● **Task brief**: Please find all lines in the data that hold the string "ำของสภาพการจ" and copy them.

● **Data records**:

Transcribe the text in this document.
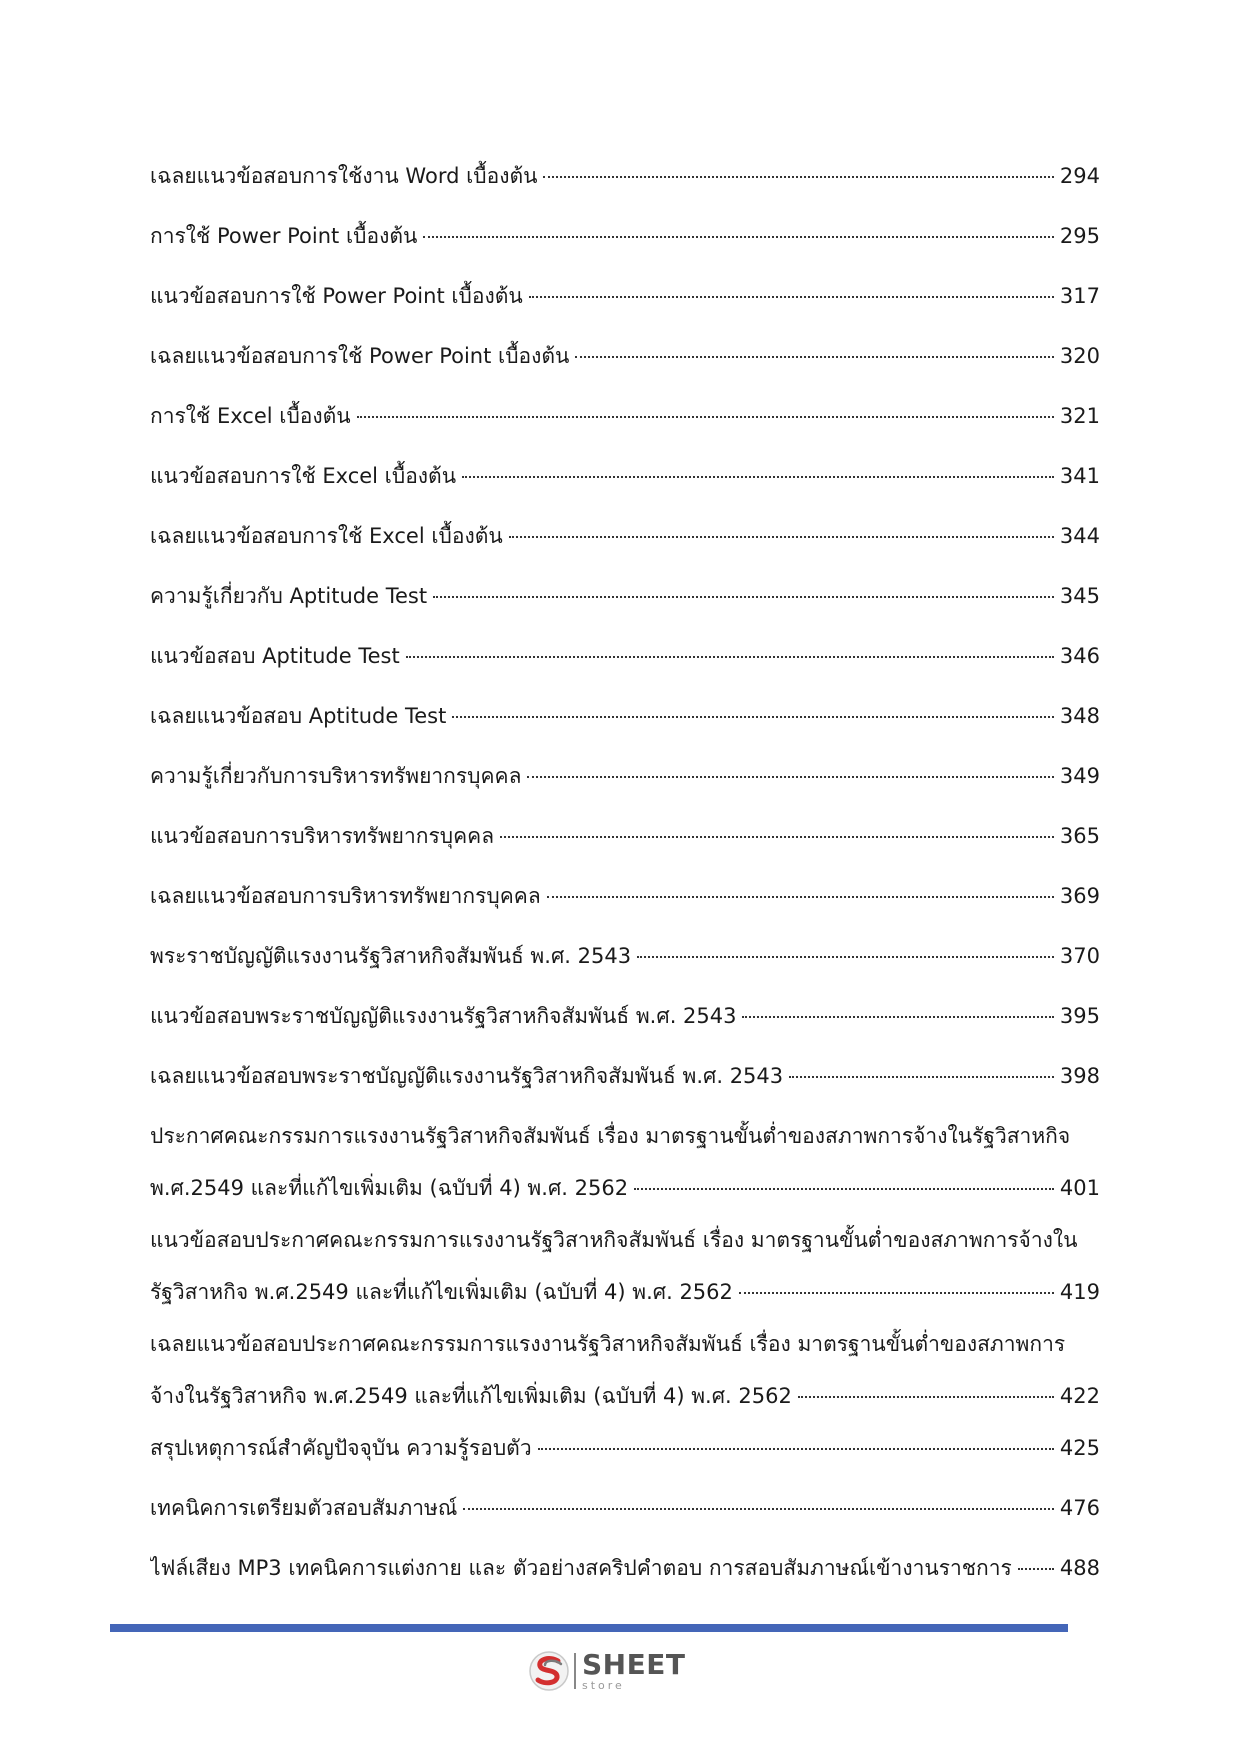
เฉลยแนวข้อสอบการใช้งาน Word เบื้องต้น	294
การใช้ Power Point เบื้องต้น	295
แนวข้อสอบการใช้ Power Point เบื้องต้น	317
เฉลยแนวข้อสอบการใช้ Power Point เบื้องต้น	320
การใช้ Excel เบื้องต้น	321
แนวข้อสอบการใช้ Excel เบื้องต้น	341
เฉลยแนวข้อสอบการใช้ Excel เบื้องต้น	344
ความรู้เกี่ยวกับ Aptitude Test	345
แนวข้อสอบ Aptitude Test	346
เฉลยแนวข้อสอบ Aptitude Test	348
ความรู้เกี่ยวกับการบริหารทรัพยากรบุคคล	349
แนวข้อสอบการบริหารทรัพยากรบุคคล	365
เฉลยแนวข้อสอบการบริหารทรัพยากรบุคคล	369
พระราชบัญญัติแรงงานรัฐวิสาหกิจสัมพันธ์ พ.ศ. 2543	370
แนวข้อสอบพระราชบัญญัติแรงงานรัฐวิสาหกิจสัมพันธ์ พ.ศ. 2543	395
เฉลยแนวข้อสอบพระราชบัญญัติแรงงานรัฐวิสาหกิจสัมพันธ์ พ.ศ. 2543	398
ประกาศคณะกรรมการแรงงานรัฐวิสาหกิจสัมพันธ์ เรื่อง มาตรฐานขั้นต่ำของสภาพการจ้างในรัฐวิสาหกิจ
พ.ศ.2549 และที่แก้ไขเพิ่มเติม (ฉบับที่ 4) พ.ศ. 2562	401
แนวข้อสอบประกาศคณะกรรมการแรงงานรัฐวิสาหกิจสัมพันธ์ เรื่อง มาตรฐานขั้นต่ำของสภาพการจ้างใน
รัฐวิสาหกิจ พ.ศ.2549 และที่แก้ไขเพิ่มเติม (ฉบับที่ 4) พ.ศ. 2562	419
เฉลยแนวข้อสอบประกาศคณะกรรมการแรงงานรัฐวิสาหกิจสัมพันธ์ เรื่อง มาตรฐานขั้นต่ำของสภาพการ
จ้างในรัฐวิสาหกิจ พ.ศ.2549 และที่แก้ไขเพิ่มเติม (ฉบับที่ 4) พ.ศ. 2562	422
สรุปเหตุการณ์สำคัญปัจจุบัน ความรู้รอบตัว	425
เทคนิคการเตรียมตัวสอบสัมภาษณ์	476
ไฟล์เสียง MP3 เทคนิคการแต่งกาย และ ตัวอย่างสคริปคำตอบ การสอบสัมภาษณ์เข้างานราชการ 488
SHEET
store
---
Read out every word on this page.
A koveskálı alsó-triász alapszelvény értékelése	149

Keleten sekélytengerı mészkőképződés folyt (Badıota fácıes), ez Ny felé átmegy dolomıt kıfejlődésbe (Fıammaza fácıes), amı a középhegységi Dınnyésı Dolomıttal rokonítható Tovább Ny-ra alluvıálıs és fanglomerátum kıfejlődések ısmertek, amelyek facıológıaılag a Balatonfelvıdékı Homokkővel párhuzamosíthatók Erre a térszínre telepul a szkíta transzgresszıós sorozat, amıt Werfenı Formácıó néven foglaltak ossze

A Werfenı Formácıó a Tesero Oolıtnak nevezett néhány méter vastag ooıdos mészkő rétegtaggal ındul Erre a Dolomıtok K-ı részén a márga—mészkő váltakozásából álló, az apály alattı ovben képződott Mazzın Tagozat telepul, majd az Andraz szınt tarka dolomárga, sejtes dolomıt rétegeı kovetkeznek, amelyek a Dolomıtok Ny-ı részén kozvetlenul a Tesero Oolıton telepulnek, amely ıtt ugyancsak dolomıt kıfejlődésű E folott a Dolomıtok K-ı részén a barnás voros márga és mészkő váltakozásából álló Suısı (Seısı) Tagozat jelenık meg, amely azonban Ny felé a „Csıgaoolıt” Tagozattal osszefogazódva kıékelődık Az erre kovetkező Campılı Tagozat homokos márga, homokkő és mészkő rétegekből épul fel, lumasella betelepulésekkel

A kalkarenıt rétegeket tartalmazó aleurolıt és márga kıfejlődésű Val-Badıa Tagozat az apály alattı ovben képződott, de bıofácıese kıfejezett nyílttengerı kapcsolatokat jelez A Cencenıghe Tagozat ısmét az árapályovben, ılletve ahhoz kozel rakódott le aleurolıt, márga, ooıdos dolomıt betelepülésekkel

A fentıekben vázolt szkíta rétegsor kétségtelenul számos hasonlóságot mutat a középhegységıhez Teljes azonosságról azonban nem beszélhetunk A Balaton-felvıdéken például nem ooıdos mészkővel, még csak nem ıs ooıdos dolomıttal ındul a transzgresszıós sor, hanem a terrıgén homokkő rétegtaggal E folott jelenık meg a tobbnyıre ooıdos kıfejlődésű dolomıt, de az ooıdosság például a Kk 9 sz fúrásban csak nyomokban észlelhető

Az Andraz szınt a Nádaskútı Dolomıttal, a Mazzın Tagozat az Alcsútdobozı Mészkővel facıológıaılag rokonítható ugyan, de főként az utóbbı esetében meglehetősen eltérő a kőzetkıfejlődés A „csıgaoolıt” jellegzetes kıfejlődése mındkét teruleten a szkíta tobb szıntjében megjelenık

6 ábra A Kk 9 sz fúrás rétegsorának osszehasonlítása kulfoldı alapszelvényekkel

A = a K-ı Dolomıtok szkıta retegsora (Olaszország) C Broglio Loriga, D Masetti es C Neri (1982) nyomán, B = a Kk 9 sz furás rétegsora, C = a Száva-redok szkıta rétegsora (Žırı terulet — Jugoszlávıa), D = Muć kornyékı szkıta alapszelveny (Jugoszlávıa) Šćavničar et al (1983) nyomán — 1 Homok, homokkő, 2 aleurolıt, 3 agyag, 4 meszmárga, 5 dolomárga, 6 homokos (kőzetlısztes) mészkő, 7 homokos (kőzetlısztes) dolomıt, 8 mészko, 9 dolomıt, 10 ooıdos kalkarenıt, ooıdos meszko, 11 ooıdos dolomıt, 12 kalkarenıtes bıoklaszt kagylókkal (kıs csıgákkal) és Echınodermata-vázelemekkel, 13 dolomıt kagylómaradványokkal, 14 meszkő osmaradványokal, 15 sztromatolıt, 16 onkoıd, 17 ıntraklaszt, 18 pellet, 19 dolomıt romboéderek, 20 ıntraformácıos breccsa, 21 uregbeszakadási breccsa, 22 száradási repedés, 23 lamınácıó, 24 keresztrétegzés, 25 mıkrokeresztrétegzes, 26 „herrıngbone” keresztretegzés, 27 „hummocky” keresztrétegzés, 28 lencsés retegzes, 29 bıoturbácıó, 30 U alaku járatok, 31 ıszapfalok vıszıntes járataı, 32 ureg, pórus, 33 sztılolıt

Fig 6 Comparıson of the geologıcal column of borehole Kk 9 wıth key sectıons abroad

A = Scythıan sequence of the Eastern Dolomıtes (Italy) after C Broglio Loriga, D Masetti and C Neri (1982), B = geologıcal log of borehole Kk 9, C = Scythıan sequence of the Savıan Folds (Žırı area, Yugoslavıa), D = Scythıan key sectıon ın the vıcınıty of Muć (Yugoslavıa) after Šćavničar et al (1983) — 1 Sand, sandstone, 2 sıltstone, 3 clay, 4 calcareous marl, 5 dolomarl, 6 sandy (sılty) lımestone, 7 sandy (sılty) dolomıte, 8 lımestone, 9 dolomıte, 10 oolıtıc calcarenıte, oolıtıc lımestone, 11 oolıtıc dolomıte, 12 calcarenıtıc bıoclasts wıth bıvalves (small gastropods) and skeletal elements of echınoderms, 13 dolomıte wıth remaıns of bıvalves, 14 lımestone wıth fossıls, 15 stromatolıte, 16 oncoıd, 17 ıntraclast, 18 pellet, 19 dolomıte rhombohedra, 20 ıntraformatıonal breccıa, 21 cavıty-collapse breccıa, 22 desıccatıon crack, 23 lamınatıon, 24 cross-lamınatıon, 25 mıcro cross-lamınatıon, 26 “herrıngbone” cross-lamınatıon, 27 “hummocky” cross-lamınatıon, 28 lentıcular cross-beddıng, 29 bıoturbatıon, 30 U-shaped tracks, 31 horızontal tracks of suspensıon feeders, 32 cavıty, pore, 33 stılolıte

● **Full solution**:
ประกาศคณะกรรมการแรงงานรัฐวิสาหกิจสัมพันธ์ เรื่อง มาตรฐานขั้นต่ำของสภาพการจ้างในรัฐวิสาหกิจ
แนวข้อสอบประกาศคณะกรรมการแรงงานรัฐวิสาหกิจสัมพันธ์ เรื่อง มาตรฐานขั้นต่ำของสภาพการจ้างใน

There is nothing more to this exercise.